-- What you should do --
Count how many lines of the material below have the word "svém" and give only the number.

-- Extracted data entries --
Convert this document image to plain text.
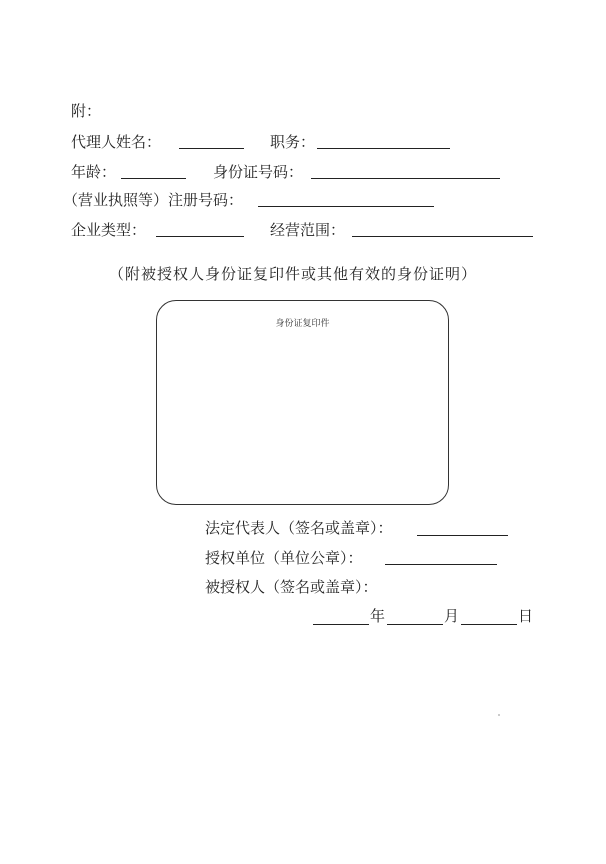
附：
代理人姓名：	职务：
年龄：	身份证号码：
（营业执照等）注册号码：
企业类型：	经营范围：
（附被授权人身份证复印件或其他有效的身份证明）
身份证复印件
法定代表人（签名或盖章）：
授权单位（单位公章）：
被授权人（签名或盖章）：
年	月	日
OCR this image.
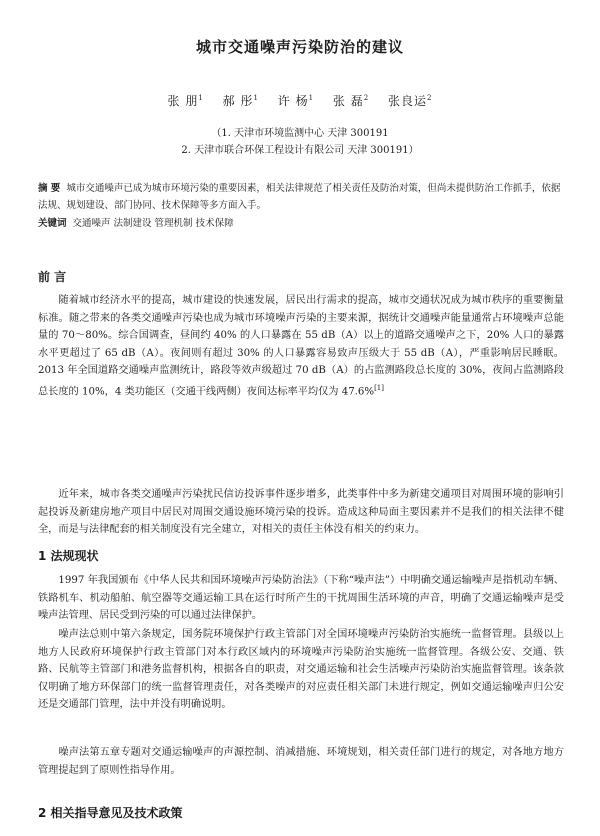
城市交通噪声污染防治的建议
张 朋$^1$ 郝 彤$^1$ 许 杨$^1$ 张 磊$^2$ 张良运$^2$
（1. 天津市环境监测中心 天津 300191
2. 天津市联合环保工程设计有限公司 天津 300191）
摘 要 城市交通噪声已成为城市环境污染的重要因素，相关法律规范了相关责任及防治对策，但尚未提供防治工作抓手，依据法规、规划建设、部门协同、技术保障等多方面入手。
关键词 交通噪声 法制建设 管理机制 技术保障
前 言

随着城市经济水平的提高，城市建设的快速发展，居民出行需求的提高，城市交通状况成为城市秩序的重要衡量标准。随之带来的各类交通噪声污染也成为城市环境噪声污染的主要来源，据统计交通噪声能量通常占环境噪声总能量的 70～80%。综合国调查，昼间约 40% 的人口暴露在 55 dB（A）以上的道路交通噪声之下，20% 人口的暴露水平更超过了 65 dB（A）。夜间则有超过 30% 的人口暴露容易致声压级大于 55 dB（A），严重影响居民睡眠。2013 年全国道路交通噪声监测统计，路段等效声级超过 70 dB（A）的占监测路段总长度的 30%，夜间占监测路段总长度的 10%，4 类功能区（交通干线两侧）夜间达标率平均仅为 47.6%[1]

近年来，城市各类交通噪声污染扰民信访投诉事件逐步增多，此类事件中多为新建交通项目对周围环境的影响引起投诉及新建房地产项目中居民对周围交通设施环境污染的投诉。造成这种局面主要因素并不是我们的相关法律不健全，而是与法律配套的相关制度没有完全建立，对相关的责任主体没有相关的约束力。

1 法规现状

1997 年我国颁布《中华人民共和国环境噪声污染防治法》（下称“噪声法”）中明确交通运输噪声是指机动车辆、铁路机车、机动船舶、航空器等交通运输工具在运行时所产生的干扰周围生活环境的声音，明确了交通运输噪声是受噪声法管理、居民受到污染的可以通过法律保护。

噪声法总则中第六条规定，国务院环境保护行政主管部门对全国环境噪声污染防治实施统一监督管理。县级以上地方人民政府环境保护行政主管部门对本行政区域内的环境噪声污染防治实施统一监督管理。各级公安、交通、铁路、民航等主管部门和港务监督机构，根据各自的职责，对交通运输和社会生活噪声污染防治实施监督管理。该条款仅明确了地方环保部门的统一监督管理责任，对各类噪声的对应责任相关部门未进行规定，例如交通运输噪声归公安还是交通部门管理，法中并没有明确说明。

噪声法第五章专题对交通运输噪声的声源控制、消减措施、环境规划，相关责任部门进行的规定，对各地方地方管理提起到了原则性指导作用。

2 相关指导意见及技术政策
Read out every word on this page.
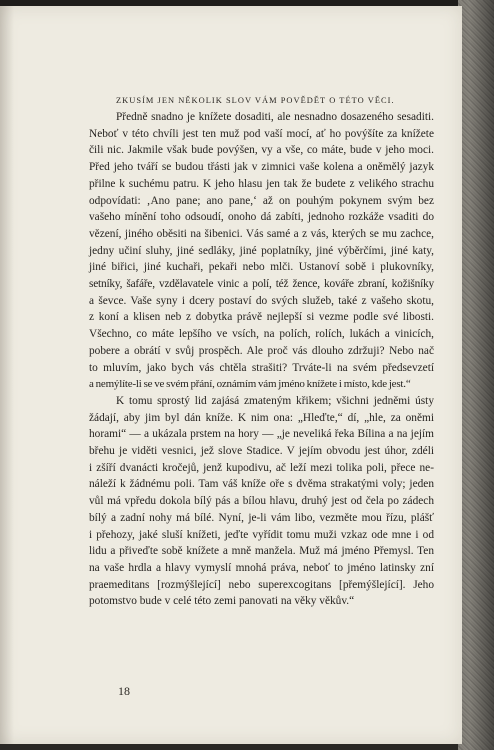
ZKUSÍM JEN NĚKOLIK SLOV VÁM POVĚDĚT O TÉTO VĚCI.
Předně snadno je knížete dosaditi, ale nesnadno dosazeného sesaditi.
Neboť v této chvíli jest ten muž pod vaší mocí, ať ho povýšíte za knížete
čili nic. Jakmile však bude povýšen, vy a vše, co máte, bude v jeho moci.
Před jeho tváří se budou třásti jak v zimnici vaše kolena a oněmělý jazyk
přilne k suchému patru. K jeho hlasu jen tak že budete z velikého strachu
odpovídati: ‚Ano pane; ano pane,‘ až on pouhým pokynem svým bez
vašeho mínění toho odsoudí, onoho dá zabíti, jednoho rozkáže vsaditi do
vězení, jiného oběsiti na šibenici. Vás samé a z vás, kterých se mu zachce,
jedny učiní sluhy, jiné sedláky, jiné poplatníky, jiné výběrčími, jiné katy,
jiné biřici, jiné kuchaři, pekaři nebo mlči. Ustanoví sobě i plukovníky,
setníky, šafáře, vzdělavatele vinic a polí, též žence, kováře zbraní, kožišníky
a ševce. Vaše syny i dcery postaví do svých služeb, také z vašeho skotu,
z koní a klisen neb z dobytka právě nejlepší si vezme podle své libosti.
Všechno, co máte lepšího ve vsích, na polích, rolích, lukách a vinicích,
pobere a obrátí v svůj prospěch. Ale proč vás dlouho zdržuji? Nebo nač
to mluvím, jako bych vás chtěla strašiti? Trváte-li na svém předsevzetí
a nemýlíte-li se ve svém přání, oznámím vám jméno knížete i místo, kde jest.“
K tomu sprostý lid zajásá zmateným křikem; všichni jedněmi ústy
žádají, aby jim byl dán kníže. K nim ona: „Hleďte,“ dí, „hle, za oněmi
horami“ — a ukázala prstem na hory — „je neveliká řeka Bílina a na jejím
břehu je viděti vesnici, jež slove Stadice. V jejím obvodu jest úhor, zdéli
i zšíří dvanácti kročejů, jenž kupodivu, ač leží mezi tolika poli, přece ne-
náleží k žádnému poli. Tam váš kníže oře s dvěma strakatými voly; jeden
vůl má vpředu dokola bílý pás a bílou hlavu, druhý jest od čela po zádech
bílý a zadní nohy má bílé. Nyní, je-li vám libo, vezměte mou řízu, plášť
i přehozy, jaké sluší knížeti, jeďte vyřídit tomu muži vzkaz ode mne i od
lidu a přiveďte sobě knížete a mně manžela. Muž má jméno Přemysl. Ten
na vaše hrdla a hlavy vymyslí mnohá práva, neboť to jméno latinsky zní
praemeditans [rozmýšlející] nebo superexcogitans [přemýšlející]. Jeho
potomstvo bude v celé této zemi panovati na věky věkův.“
18
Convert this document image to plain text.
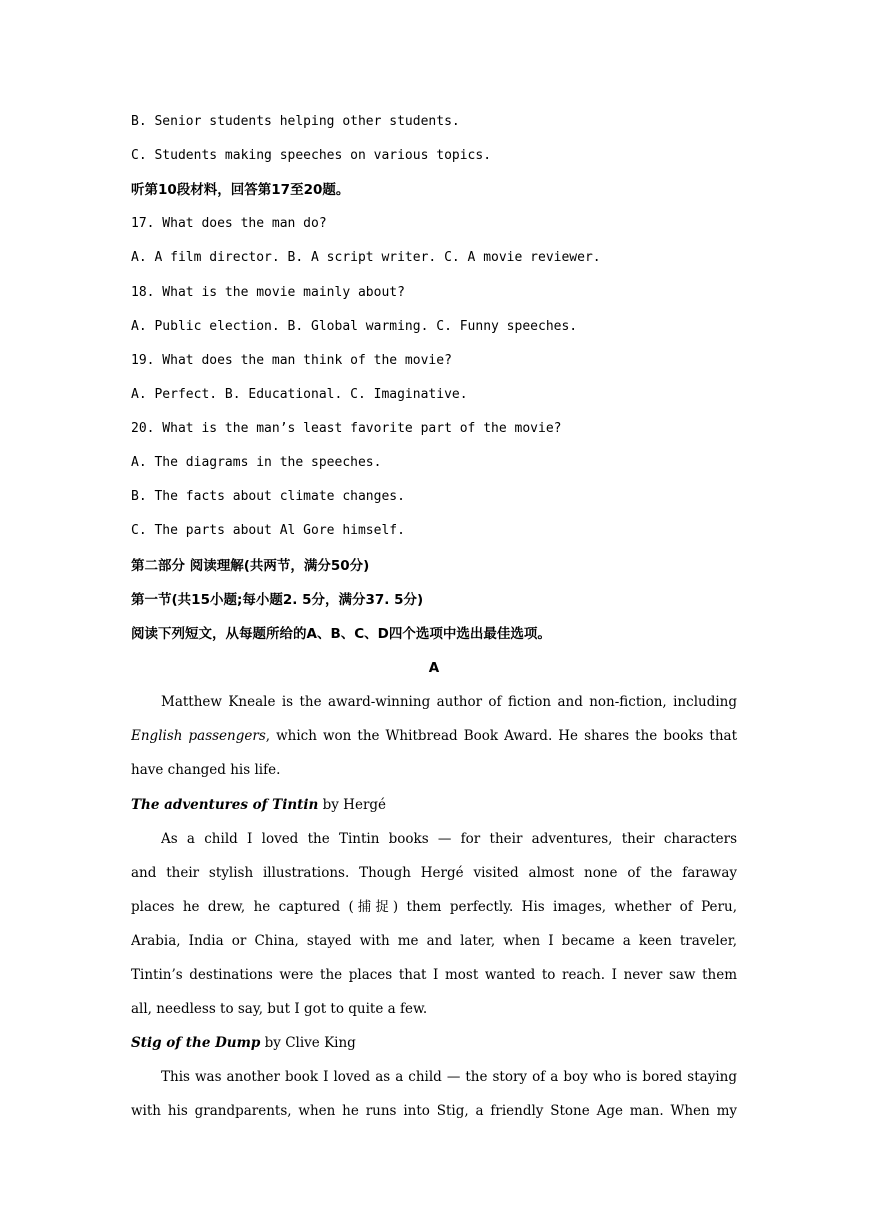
B. Senior students helping other students.
C. Students making speeches on various topics.
听第10段材料，回答第17至20题。
17. What does the man do?
A. A film director. B. A script writer. C. A movie reviewer.
18. What is the movie mainly about?
A. Public election. B. Global warming. C. Funny speeches.
19. What does the man think of the movie?
A. Perfect. B. Educational. C. Imaginative.
20. What is the man’s least favorite part of the movie?
A. The diagrams in the speeches.
B. The facts about climate changes.
C. The parts about Al Gore himself.
第二部分 阅读理解(共两节，满分50分)
第一节(共15小题;每小题2. 5分，满分37. 5分)
阅读下列短文，从每题所给的A、B、C、D四个选项中选出最佳选项。
A
Matthew Kneale is the award-winning author of fiction and non-fiction, including
English passengers, which won the Whitbread Book Award. He shares the books that
have changed his life.
The adventures of Tintin by Hergé
As a child I loved the Tintin books — for their adventures, their characters
and their stylish illustrations. Though Hergé visited almost none of the faraway
places he drew, he captured (捕捉) them perfectly. His images, whether of Peru,
Arabia, India or China, stayed with me and later, when I became a keen traveler,
Tintin’s destinations were the places that I most wanted to reach. I never saw them
all, needless to say, but I got to quite a few.
Stig of the Dump by Clive King
This was another book I loved as a child — the story of a boy who is bored staying
with his grandparents, when he runs into Stig, a friendly Stone Age man. When my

-- Output for this exercise --
2